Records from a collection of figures

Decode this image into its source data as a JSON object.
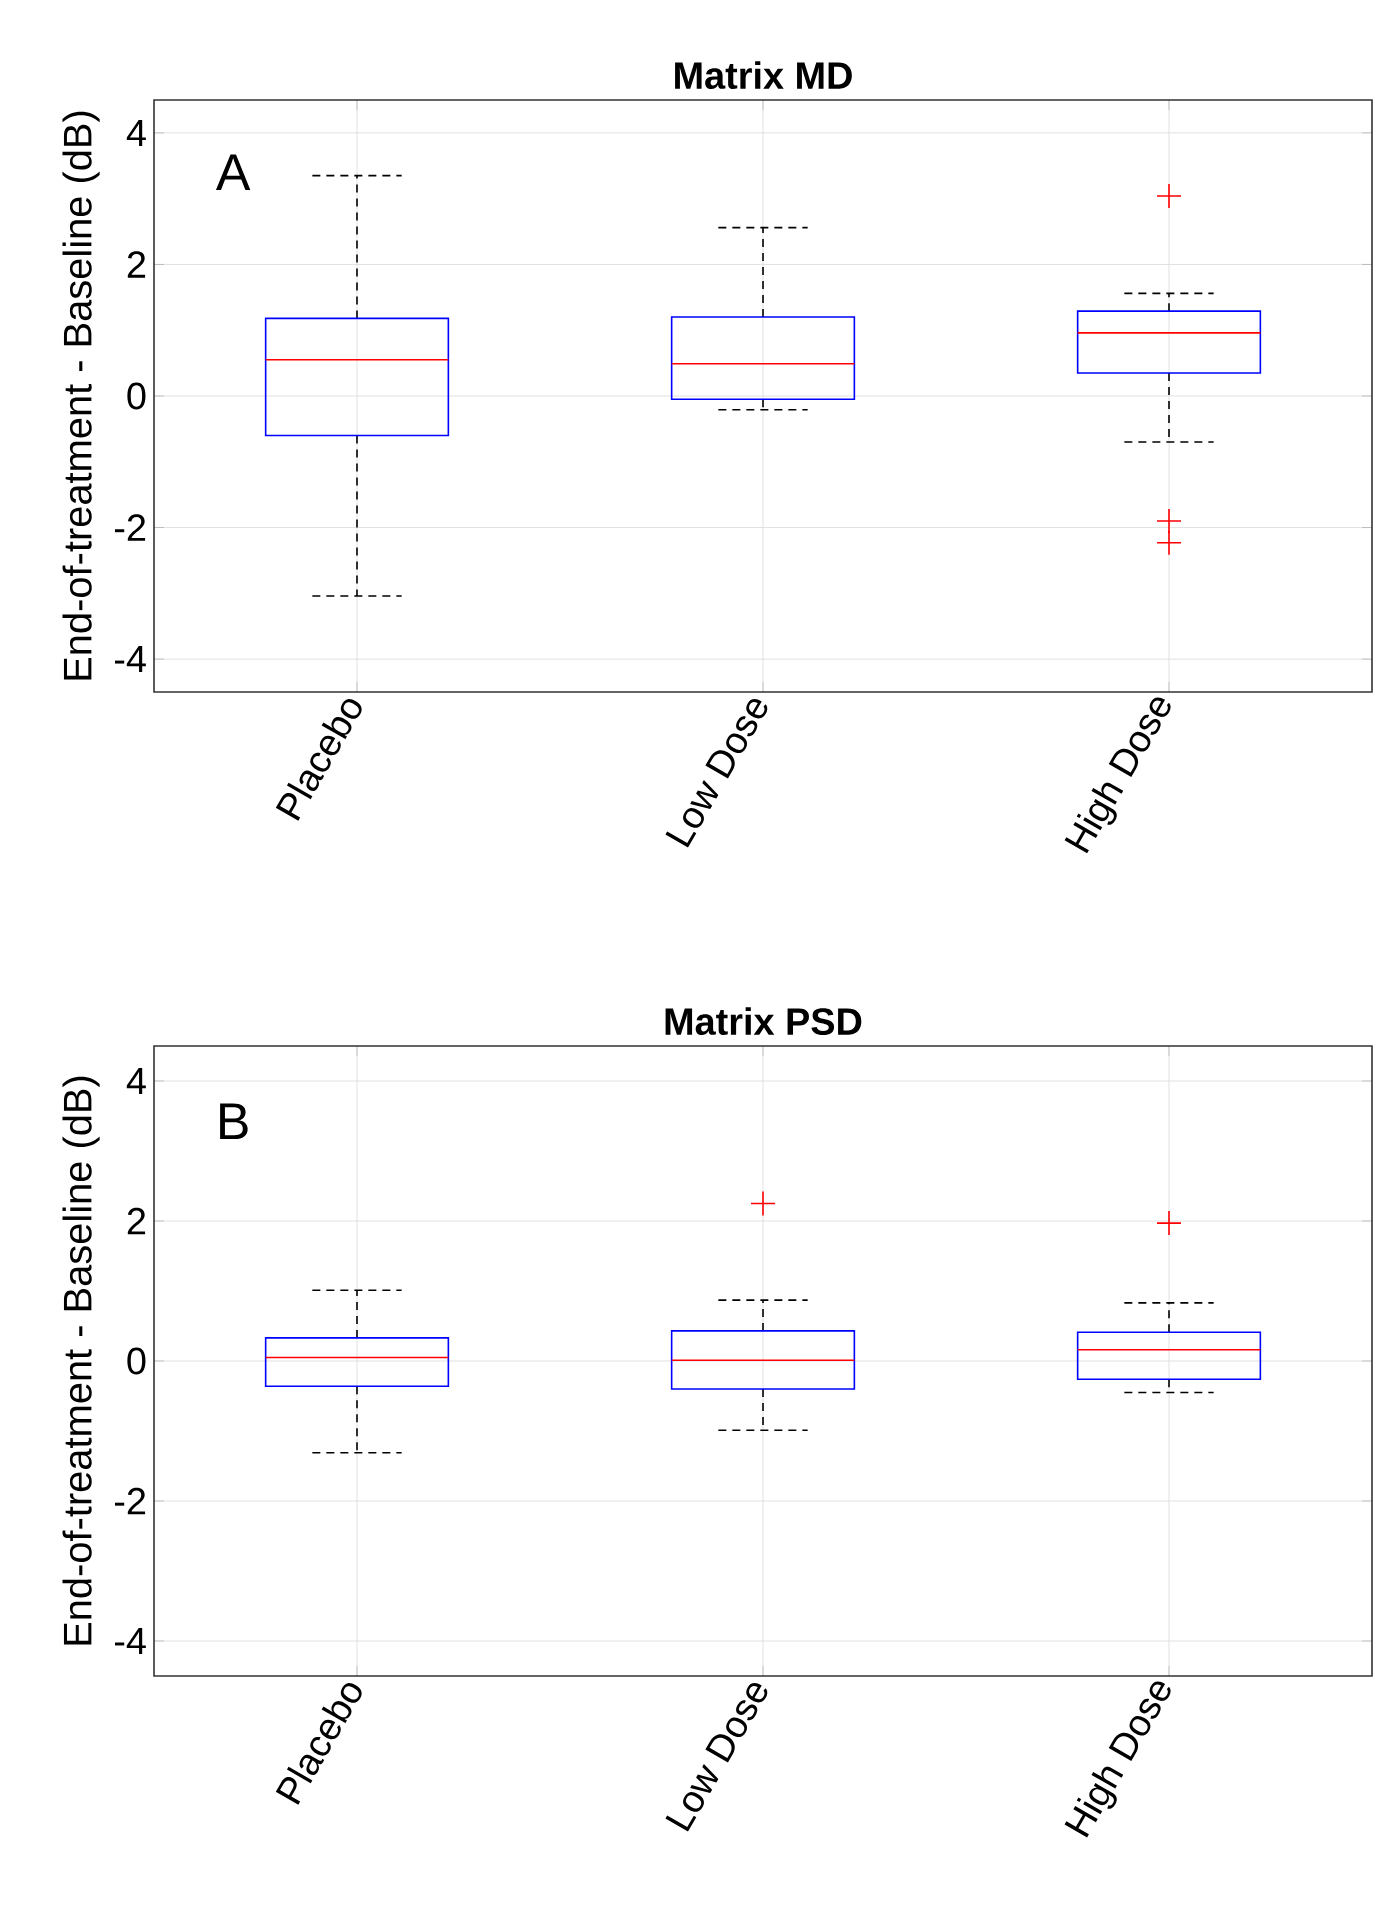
{
  "chart_data": [
    {
      "type": "box",
      "title": "Matrix MD",
      "ylabel": "End-of-treatment - Baseline (dB)",
      "categories": [
        "Placebo",
        "Low Dose",
        "High Dose"
      ],
      "ylim": [
        -4.5,
        4.5
      ],
      "yticks": [
        -4,
        -2,
        0,
        2,
        4
      ],
      "grid": true,
      "annotations": [
        "A"
      ],
      "series": [
        {
          "color": "#0000ff",
          "boxes": [
            {
              "low": -3.04,
              "q1": -0.6,
              "median": 0.55,
              "q3": 1.18,
              "high": 3.35
            },
            {
              "low": -0.21,
              "q1": -0.05,
              "median": 0.49,
              "q3": 1.2,
              "high": 2.56
            },
            {
              "low": -0.7,
              "q1": 0.35,
              "median": 0.96,
              "q3": 1.29,
              "high": 1.56,
              "outliers": [
                3.04,
                -1.9,
                -2.23
              ]
            }
          ]
        }
      ]
    },
    {
      "type": "box",
      "title": "Matrix PSD",
      "ylabel": "End-of-treatment - Baseline (dB)",
      "categories": [
        "Placebo",
        "Low Dose",
        "High Dose"
      ],
      "ylim": [
        -4.5,
        4.5
      ],
      "yticks": [
        -4,
        -2,
        0,
        2,
        4
      ],
      "grid": true,
      "annotations": [
        "B"
      ],
      "series": [
        {
          "color": "#0000ff",
          "boxes": [
            {
              "low": -1.31,
              "q1": -0.36,
              "median": 0.05,
              "q3": 0.33,
              "high": 1.01
            },
            {
              "low": -0.99,
              "q1": -0.4,
              "median": 0.01,
              "q3": 0.43,
              "high": 0.87,
              "outliers": [
                2.25
              ]
            },
            {
              "low": -0.45,
              "q1": -0.26,
              "median": 0.16,
              "q3": 0.41,
              "high": 0.83,
              "outliers": [
                1.97
              ]
            }
          ]
        }
      ]
    }
  ]
}
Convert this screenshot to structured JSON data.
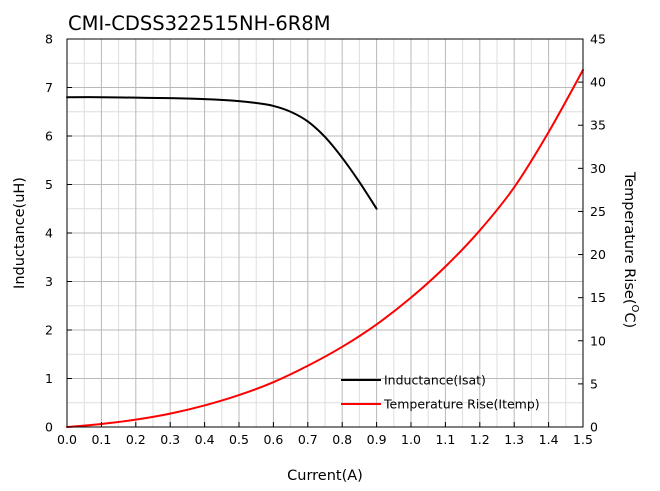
{
  "chart_data": {
    "type": "line",
    "title": "CMI-CDSS322515NH-6R8M",
    "xlabel": "Current(A)",
    "ylabel": "Inductance(uH)",
    "y2label_main": "Temperature Rise(",
    "y2label_sup": "O",
    "y2label_end": "C)",
    "xlim": [
      0,
      1.5
    ],
    "ylim": [
      0,
      8
    ],
    "y2lim": [
      0,
      45
    ],
    "x_ticks": [
      "0.0",
      "0.1",
      "0.2",
      "0.3",
      "0.4",
      "0.5",
      "0.6",
      "0.7",
      "0.8",
      "0.9",
      "1.0",
      "1.1",
      "1.2",
      "1.3",
      "1.4",
      "1.5"
    ],
    "y_ticks": [
      "0",
      "1",
      "2",
      "3",
      "4",
      "5",
      "6",
      "7",
      "8"
    ],
    "y2_ticks": [
      "0",
      "5",
      "10",
      "15",
      "20",
      "25",
      "30",
      "35",
      "40",
      "45"
    ],
    "grid": true,
    "legend_position": "bottom-right",
    "series": [
      {
        "name": "Inductance(Isat)",
        "axis": "left",
        "color": "#000000",
        "x": [
          0,
          0.1,
          0.2,
          0.3,
          0.4,
          0.5,
          0.55,
          0.6,
          0.65,
          0.7,
          0.75,
          0.8,
          0.85,
          0.9
        ],
        "y": [
          6.8,
          6.8,
          6.79,
          6.78,
          6.76,
          6.72,
          6.68,
          6.62,
          6.5,
          6.3,
          5.98,
          5.55,
          5.05,
          4.5
        ]
      },
      {
        "name": "Temperature Rise(Itemp)",
        "axis": "right",
        "color": "#ff0000",
        "x": [
          0,
          0.1,
          0.2,
          0.3,
          0.4,
          0.5,
          0.6,
          0.7,
          0.8,
          0.9,
          1.0,
          1.1,
          1.2,
          1.3,
          1.4,
          1.5
        ],
        "y": [
          0,
          0.35,
          0.85,
          1.55,
          2.5,
          3.7,
          5.2,
          7.1,
          9.3,
          11.9,
          15.0,
          18.6,
          22.8,
          27.8,
          34.2,
          41.4
        ]
      }
    ]
  }
}
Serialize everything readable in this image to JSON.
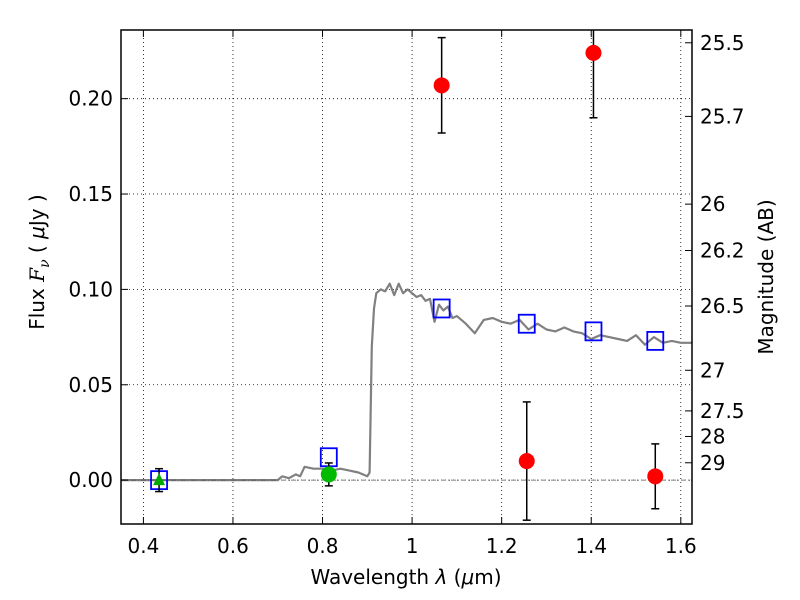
{
  "chart_data": {
    "type": "scatter",
    "xlabel": "Wavelength  λ (μm)",
    "ylabel": "Flux  F_ν  ( μJy )",
    "y2label": "Magnitude (AB)",
    "xlim": [
      0.35,
      1.625
    ],
    "ylim": [
      -0.023,
      0.236
    ],
    "grid": true,
    "x_ticks": [
      0.4,
      0.6,
      0.8,
      1.0,
      1.2,
      1.4,
      1.6
    ],
    "x_tick_labels": [
      "0.4",
      "0.6",
      "0.8",
      "1",
      "1.2",
      "1.4",
      "1.6"
    ],
    "y_ticks": [
      0.0,
      0.05,
      0.1,
      0.15,
      0.2
    ],
    "y_tick_labels": [
      "0.00",
      "0.05",
      "0.10",
      "0.15",
      "0.20"
    ],
    "magnitude_ticks": [
      {
        "label": "25.5",
        "flux": 0.2293
      },
      {
        "label": "25.7",
        "flux": 0.1907
      },
      {
        "label": "26",
        "flux": 0.1447
      },
      {
        "label": "26.2",
        "flux": 0.1204
      },
      {
        "label": "26.5",
        "flux": 0.0913
      },
      {
        "label": "27",
        "flux": 0.0576
      },
      {
        "label": "27.5",
        "flux": 0.0363
      },
      {
        "label": "28",
        "flux": 0.0229
      },
      {
        "label": "29",
        "flux": 0.0091
      }
    ],
    "series": [
      {
        "kind": "line",
        "color": "#808080",
        "x": [
          0.35,
          0.7,
          0.71,
          0.725,
          0.74,
          0.75,
          0.76,
          0.78,
          0.8,
          0.82,
          0.84,
          0.86,
          0.88,
          0.9,
          0.905,
          0.91,
          0.915,
          0.92,
          0.93,
          0.94,
          0.95,
          0.96,
          0.97,
          0.98,
          0.99,
          1.0,
          1.01,
          1.02,
          1.03,
          1.04,
          1.05,
          1.06,
          1.07,
          1.08,
          1.09,
          1.1,
          1.12,
          1.14,
          1.16,
          1.18,
          1.2,
          1.22,
          1.24,
          1.26,
          1.28,
          1.3,
          1.32,
          1.34,
          1.36,
          1.38,
          1.4,
          1.42,
          1.44,
          1.46,
          1.48,
          1.5,
          1.52,
          1.54,
          1.56,
          1.58,
          1.6,
          1.625
        ],
        "y": [
          0.0,
          0.0,
          0.002,
          0.001,
          0.003,
          0.002,
          0.007,
          0.006,
          0.006,
          0.005,
          0.006,
          0.005,
          0.004,
          0.002,
          0.004,
          0.07,
          0.09,
          0.098,
          0.1,
          0.099,
          0.103,
          0.097,
          0.103,
          0.098,
          0.1,
          0.098,
          0.096,
          0.097,
          0.094,
          0.095,
          0.083,
          0.092,
          0.089,
          0.091,
          0.085,
          0.086,
          0.082,
          0.077,
          0.084,
          0.085,
          0.083,
          0.082,
          0.084,
          0.079,
          0.082,
          0.079,
          0.078,
          0.08,
          0.078,
          0.077,
          0.074,
          0.076,
          0.075,
          0.074,
          0.073,
          0.076,
          0.071,
          0.075,
          0.072,
          0.073,
          0.072,
          0.072
        ]
      },
      {
        "kind": "hline",
        "color": "#555555",
        "y": 0.0
      },
      {
        "kind": "open-square",
        "color": "#0000ff",
        "points": [
          {
            "x": 0.435,
            "y": 0.0
          },
          {
            "x": 0.814,
            "y": 0.012
          },
          {
            "x": 1.066,
            "y": 0.09
          },
          {
            "x": 1.256,
            "y": 0.082
          },
          {
            "x": 1.405,
            "y": 0.078
          },
          {
            "x": 1.543,
            "y": 0.073
          }
        ]
      },
      {
        "kind": "triangle",
        "color": "#00aa00",
        "points": [
          {
            "x": 0.435,
            "y": 0.0,
            "yerr": 0.006
          }
        ]
      },
      {
        "kind": "circle",
        "color": "#00bb00",
        "points": [
          {
            "x": 0.814,
            "y": 0.003,
            "yerr": 0.006
          }
        ]
      },
      {
        "kind": "circle",
        "color": "#ff0000",
        "points": [
          {
            "x": 1.066,
            "y": 0.207,
            "yerr": 0.025
          },
          {
            "x": 1.256,
            "y": 0.01,
            "yerr": 0.031
          },
          {
            "x": 1.405,
            "y": 0.224,
            "yerr": 0.034
          },
          {
            "x": 1.543,
            "y": 0.002,
            "yerr": 0.017
          }
        ]
      }
    ]
  }
}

Required work
Check each line of the entries above, and show every one holding the word "name".

Full answer
        "name": "Inductance(Isat)",
        "name": "Temperature Rise(Itemp)",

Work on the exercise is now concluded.